Change "Sunset" to "Sundown" in the rows from the start through the line containing "460, 337, 516]", and reproduce those lines with nothing else altered.

==============================

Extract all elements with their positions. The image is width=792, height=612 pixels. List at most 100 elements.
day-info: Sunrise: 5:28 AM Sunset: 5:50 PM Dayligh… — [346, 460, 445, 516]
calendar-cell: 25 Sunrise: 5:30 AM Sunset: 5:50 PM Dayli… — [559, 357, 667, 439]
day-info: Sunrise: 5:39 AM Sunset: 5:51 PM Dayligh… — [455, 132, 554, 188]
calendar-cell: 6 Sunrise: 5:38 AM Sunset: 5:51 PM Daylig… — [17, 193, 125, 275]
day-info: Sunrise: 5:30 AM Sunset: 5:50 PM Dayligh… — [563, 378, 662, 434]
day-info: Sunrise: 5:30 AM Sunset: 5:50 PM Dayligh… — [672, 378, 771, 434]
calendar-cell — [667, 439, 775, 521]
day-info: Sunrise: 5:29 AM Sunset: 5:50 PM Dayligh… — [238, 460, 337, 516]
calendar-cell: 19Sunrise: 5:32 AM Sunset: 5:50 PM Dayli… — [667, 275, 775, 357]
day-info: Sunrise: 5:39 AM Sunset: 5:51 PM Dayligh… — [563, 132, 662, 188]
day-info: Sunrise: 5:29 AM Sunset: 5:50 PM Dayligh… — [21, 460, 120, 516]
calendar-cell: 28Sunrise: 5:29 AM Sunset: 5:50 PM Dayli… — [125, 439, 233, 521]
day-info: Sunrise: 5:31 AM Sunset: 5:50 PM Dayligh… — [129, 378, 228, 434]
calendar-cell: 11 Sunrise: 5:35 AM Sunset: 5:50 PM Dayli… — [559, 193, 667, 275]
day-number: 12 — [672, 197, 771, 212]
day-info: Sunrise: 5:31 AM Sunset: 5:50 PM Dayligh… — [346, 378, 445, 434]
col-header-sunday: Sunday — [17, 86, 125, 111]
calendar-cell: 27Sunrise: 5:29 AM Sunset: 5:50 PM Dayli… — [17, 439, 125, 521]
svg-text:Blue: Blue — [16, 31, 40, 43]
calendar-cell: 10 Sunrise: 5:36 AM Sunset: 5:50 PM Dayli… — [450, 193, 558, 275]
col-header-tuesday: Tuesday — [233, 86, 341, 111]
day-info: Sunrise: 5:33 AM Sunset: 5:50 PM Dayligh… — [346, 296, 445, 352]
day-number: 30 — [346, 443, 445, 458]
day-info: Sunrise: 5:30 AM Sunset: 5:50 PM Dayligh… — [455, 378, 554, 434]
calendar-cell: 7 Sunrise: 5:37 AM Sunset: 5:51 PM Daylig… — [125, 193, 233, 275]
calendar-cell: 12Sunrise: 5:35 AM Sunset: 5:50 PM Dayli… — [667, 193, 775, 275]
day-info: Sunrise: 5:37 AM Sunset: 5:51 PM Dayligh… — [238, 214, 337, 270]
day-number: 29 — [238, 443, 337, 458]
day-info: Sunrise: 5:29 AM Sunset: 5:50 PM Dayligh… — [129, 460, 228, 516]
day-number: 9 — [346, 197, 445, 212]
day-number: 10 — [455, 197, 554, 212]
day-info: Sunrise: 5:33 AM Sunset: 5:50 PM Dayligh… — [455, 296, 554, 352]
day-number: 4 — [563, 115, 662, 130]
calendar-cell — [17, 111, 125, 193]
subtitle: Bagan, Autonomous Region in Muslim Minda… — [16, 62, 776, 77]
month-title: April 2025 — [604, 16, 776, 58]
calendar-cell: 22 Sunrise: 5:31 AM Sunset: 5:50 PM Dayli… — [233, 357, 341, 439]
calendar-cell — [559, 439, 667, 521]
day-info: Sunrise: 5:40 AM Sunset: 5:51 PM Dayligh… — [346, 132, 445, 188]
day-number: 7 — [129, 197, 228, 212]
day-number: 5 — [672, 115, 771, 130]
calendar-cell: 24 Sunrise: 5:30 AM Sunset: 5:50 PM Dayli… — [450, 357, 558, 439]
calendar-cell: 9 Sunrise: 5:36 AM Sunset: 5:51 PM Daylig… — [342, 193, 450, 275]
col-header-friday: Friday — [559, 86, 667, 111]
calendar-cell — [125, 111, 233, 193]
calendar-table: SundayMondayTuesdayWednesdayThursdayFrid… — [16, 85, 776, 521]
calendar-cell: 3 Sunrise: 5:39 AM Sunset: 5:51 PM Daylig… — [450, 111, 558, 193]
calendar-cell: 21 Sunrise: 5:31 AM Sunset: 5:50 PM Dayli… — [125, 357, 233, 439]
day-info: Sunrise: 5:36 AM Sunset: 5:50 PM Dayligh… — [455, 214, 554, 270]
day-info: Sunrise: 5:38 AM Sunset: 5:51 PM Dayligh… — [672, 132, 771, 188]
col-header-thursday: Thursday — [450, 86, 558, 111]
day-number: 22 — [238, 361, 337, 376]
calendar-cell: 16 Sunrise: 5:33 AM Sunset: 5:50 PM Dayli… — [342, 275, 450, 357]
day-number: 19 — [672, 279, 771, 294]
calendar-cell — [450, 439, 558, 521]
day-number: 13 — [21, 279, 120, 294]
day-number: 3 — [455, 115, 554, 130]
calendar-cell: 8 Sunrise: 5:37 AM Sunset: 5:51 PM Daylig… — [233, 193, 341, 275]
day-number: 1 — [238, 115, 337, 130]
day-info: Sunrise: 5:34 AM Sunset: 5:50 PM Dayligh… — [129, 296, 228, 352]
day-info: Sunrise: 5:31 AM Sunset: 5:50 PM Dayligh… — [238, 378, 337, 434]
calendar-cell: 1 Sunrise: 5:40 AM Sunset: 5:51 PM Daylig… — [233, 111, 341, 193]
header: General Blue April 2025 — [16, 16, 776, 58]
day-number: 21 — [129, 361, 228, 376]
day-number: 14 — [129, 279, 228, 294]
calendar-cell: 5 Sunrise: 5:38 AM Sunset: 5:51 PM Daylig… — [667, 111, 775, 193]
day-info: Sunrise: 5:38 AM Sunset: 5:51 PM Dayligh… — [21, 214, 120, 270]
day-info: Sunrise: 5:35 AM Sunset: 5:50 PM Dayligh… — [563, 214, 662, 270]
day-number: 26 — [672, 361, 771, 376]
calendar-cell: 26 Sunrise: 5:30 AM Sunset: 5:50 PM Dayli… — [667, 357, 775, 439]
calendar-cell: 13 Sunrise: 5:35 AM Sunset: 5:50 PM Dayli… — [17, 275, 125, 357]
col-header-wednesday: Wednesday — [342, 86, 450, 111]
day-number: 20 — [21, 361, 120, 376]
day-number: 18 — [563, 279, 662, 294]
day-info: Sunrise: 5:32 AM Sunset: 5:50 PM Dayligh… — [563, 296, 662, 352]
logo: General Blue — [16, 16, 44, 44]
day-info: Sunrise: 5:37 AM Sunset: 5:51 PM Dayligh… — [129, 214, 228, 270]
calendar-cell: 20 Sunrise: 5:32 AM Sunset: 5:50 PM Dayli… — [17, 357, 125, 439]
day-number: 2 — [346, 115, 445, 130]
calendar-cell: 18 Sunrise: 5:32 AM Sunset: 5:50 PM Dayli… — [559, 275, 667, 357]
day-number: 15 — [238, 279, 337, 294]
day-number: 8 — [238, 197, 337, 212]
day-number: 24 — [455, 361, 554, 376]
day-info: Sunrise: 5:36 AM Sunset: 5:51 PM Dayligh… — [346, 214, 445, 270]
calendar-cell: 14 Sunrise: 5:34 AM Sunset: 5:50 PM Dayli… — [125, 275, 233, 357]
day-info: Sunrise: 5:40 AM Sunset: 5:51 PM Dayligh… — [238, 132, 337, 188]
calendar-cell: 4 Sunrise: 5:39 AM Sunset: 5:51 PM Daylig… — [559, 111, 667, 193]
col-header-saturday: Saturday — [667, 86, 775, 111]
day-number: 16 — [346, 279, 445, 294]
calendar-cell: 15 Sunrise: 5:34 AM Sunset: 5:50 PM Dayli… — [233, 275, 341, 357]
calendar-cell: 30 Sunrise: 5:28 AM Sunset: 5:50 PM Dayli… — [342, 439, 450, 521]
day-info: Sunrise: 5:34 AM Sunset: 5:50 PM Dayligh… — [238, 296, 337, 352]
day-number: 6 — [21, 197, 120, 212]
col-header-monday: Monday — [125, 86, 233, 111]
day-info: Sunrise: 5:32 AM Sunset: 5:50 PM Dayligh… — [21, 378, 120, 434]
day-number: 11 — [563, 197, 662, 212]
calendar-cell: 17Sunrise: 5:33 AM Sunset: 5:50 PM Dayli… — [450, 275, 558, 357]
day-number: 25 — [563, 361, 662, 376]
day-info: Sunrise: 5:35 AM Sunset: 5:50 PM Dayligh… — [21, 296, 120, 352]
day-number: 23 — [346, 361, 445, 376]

==============================

- ANSWER BELOW -
Extract all elements with their positions. The image is width=792, height=612 pixels. List at most 100 elements.
day-info: Sunrise: 5:28 AM Sundown: 5:50 PM Dayligh… — [346, 460, 445, 516]
calendar-cell: 25 Sunrise: 5:30 AM Sundown: 5:50 PM Dayli… — [559, 357, 667, 439]
day-info: Sunrise: 5:39 AM Sundown: 5:51 PM Dayligh… — [455, 132, 554, 188]
calendar-cell: 6 Sunrise: 5:38 AM Sundown: 5:51 PM Daylig… — [17, 193, 125, 275]
day-info: Sunrise: 5:30 AM Sundown: 5:50 PM Dayligh… — [563, 378, 662, 434]
day-info: Sunrise: 5:30 AM Sundown: 5:50 PM Dayligh… — [672, 378, 771, 434]
calendar-cell — [667, 439, 775, 521]
day-info: Sunrise: 5:29 AM Sundown: 5:50 PM Dayligh… — [238, 460, 337, 516]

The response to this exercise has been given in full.